** Exercise instructions **
The answer must consist of every line in the records below that contains the string "Meta".

Saved data entries

=====

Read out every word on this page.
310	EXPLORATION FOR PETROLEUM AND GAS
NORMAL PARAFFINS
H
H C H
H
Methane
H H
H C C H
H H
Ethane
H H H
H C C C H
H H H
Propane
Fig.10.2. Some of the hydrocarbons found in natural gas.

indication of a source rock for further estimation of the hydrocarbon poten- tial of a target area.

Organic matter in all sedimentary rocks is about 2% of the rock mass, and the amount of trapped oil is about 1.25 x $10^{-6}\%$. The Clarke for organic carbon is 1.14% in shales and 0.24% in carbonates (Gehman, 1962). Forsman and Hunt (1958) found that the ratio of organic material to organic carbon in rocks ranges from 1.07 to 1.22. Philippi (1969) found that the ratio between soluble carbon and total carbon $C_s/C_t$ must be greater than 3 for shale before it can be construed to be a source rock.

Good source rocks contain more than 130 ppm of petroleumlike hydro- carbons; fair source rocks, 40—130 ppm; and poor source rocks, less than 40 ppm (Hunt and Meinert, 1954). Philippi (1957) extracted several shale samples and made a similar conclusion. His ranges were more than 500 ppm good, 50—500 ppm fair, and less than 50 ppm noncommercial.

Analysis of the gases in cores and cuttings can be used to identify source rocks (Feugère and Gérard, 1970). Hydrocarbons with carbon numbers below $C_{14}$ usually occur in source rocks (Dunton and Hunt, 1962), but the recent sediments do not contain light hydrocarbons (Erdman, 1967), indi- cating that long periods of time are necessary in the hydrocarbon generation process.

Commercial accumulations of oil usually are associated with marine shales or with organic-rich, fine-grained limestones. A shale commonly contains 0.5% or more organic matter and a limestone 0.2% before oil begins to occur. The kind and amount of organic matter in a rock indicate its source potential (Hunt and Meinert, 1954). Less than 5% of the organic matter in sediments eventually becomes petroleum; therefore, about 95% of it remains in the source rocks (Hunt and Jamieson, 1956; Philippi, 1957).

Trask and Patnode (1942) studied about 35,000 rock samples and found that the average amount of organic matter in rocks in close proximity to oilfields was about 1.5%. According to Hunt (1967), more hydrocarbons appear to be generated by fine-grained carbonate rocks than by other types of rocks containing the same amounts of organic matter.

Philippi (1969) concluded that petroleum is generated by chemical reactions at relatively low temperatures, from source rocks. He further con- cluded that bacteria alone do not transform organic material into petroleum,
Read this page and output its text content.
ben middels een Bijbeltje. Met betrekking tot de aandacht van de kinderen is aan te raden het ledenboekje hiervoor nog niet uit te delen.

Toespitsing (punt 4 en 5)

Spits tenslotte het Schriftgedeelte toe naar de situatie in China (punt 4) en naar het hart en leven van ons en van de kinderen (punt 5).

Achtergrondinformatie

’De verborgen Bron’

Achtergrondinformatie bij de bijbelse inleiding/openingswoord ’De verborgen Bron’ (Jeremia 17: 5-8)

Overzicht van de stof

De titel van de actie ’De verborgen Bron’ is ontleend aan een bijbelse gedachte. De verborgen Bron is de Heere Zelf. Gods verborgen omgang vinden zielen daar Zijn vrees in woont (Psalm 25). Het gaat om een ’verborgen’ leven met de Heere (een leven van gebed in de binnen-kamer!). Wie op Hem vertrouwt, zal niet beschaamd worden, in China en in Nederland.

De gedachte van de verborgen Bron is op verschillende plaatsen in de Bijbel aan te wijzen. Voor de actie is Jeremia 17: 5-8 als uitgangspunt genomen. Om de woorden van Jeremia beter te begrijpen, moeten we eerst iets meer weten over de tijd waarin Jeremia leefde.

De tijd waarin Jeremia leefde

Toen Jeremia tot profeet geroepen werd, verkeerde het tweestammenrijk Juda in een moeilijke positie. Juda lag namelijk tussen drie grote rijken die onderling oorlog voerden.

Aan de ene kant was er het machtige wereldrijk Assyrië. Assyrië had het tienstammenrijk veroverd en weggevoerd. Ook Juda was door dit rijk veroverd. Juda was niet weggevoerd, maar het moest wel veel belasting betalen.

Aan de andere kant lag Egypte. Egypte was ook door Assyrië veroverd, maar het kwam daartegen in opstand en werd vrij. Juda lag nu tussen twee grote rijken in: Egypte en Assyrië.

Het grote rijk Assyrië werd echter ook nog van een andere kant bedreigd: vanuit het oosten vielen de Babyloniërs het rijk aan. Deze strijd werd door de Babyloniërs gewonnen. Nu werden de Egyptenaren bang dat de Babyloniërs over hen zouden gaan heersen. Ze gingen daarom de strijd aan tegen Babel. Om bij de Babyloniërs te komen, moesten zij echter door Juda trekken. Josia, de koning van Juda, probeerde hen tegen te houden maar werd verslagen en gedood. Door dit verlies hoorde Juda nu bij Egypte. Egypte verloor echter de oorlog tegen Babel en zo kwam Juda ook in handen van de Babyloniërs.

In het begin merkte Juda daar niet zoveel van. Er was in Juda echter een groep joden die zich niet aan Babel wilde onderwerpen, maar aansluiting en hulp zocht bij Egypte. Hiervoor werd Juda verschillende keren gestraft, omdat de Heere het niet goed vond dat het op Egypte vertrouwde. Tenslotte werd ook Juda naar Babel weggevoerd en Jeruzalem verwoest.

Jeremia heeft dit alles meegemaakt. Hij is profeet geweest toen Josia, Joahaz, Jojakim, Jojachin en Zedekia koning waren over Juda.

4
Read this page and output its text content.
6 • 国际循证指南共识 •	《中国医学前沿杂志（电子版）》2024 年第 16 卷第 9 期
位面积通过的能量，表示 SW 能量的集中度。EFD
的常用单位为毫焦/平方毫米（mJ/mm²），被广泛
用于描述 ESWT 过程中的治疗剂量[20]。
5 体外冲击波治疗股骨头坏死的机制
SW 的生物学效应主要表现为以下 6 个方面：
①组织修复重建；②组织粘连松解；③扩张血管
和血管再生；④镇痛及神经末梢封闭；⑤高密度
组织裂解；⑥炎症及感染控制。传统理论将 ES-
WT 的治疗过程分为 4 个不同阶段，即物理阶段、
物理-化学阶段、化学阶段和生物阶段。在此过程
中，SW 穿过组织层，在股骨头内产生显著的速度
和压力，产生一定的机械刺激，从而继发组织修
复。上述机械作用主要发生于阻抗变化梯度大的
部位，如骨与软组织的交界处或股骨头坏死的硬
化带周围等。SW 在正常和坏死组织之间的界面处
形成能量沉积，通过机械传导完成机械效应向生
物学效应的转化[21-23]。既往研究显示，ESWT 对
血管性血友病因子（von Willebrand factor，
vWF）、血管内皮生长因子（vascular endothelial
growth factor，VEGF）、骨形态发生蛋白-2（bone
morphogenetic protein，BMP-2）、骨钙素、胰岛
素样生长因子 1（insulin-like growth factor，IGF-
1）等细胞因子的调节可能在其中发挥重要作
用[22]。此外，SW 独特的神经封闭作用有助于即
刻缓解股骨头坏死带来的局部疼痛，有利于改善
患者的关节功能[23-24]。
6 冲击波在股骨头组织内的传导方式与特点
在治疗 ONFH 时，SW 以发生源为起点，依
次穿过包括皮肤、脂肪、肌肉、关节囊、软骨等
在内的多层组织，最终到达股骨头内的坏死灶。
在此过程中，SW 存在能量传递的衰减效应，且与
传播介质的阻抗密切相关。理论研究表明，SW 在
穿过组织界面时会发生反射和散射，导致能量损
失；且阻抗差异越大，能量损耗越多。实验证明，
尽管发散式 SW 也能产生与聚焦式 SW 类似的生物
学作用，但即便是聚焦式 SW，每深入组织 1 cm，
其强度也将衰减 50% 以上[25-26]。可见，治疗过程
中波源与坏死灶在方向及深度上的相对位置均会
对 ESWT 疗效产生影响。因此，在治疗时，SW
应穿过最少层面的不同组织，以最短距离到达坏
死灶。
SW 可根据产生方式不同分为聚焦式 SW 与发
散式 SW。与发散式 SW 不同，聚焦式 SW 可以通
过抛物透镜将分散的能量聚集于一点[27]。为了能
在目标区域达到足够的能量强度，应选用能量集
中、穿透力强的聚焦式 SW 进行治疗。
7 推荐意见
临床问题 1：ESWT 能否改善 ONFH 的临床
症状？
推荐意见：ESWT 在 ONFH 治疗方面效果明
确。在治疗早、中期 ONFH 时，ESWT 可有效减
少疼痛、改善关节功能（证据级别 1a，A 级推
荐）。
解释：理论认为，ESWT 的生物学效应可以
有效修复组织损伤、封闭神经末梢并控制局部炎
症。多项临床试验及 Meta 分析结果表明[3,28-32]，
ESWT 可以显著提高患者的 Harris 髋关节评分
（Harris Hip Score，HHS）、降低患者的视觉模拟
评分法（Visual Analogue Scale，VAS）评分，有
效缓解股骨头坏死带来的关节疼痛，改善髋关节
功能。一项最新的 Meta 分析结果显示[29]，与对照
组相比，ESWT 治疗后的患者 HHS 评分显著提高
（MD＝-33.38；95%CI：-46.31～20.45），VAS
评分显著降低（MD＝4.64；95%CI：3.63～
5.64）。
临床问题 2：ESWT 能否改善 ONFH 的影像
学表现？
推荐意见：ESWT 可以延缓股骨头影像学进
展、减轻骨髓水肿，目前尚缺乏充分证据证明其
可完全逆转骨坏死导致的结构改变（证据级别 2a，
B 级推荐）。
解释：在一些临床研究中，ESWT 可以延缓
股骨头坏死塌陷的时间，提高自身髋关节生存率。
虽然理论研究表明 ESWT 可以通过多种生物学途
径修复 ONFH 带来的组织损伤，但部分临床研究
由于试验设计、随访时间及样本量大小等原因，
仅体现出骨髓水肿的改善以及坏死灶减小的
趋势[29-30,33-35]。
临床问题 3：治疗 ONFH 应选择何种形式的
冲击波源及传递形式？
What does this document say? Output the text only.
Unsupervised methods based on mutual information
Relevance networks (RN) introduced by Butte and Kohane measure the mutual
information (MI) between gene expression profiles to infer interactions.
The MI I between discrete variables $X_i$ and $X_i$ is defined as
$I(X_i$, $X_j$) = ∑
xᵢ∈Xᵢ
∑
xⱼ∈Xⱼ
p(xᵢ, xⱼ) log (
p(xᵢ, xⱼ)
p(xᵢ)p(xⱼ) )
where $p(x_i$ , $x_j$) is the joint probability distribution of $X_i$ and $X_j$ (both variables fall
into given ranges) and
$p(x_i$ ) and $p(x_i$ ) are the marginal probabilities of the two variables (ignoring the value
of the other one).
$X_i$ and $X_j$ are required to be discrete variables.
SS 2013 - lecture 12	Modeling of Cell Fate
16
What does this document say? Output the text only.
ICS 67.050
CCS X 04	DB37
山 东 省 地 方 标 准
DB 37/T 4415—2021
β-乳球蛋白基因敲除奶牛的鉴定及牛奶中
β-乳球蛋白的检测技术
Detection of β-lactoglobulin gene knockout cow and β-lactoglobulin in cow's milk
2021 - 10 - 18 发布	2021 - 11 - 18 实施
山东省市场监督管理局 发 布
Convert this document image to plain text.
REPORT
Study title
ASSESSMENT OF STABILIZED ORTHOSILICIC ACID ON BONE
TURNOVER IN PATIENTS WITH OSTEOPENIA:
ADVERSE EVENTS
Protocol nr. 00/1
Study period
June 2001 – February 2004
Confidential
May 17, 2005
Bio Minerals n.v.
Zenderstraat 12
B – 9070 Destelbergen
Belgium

=====

** Exercise output **
症。多项临床试验及 Meta 分析结果表明[3,28-32]，
功能。一项最新的 Meta 分析结果显示[29]，与对照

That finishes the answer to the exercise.